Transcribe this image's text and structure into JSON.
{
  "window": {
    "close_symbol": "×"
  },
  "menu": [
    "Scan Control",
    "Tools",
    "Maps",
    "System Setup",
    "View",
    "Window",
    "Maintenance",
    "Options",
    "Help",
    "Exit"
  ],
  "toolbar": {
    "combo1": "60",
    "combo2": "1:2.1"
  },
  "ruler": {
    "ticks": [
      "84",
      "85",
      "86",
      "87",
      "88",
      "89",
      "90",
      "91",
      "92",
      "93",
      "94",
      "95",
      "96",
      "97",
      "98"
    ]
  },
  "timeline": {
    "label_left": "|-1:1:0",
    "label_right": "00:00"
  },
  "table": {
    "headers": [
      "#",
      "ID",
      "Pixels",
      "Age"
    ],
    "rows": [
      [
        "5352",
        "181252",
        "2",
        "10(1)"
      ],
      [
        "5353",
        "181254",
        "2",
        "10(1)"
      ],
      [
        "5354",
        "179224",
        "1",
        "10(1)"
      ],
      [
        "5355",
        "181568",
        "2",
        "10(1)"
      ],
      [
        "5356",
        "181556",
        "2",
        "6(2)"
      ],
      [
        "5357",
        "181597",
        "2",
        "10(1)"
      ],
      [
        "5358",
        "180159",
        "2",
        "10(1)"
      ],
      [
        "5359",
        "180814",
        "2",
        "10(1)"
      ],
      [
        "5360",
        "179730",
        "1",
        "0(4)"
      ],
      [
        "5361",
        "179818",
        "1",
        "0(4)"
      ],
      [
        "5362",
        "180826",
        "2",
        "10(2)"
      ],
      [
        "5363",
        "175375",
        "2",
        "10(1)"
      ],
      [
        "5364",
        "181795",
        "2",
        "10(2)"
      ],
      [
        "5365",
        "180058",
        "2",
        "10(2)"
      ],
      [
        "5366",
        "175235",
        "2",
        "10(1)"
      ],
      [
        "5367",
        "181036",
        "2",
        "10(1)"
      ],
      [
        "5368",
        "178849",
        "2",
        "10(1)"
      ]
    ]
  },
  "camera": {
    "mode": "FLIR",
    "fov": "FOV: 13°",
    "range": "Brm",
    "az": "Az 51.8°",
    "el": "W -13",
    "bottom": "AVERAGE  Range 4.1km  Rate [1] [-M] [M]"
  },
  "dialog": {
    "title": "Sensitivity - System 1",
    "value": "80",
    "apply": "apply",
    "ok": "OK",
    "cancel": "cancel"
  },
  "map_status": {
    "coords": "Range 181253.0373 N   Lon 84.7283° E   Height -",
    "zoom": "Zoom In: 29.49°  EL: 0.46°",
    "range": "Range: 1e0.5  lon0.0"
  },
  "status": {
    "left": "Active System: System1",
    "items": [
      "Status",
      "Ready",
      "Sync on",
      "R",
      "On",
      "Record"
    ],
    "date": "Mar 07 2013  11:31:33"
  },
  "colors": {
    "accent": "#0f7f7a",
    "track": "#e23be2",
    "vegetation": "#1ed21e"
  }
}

────

» WHAT YOU ARE ASKED TO DO: Check every line in the material above for the string "System", then give only the number of lines that have it.

» COMPLETED TASK: 3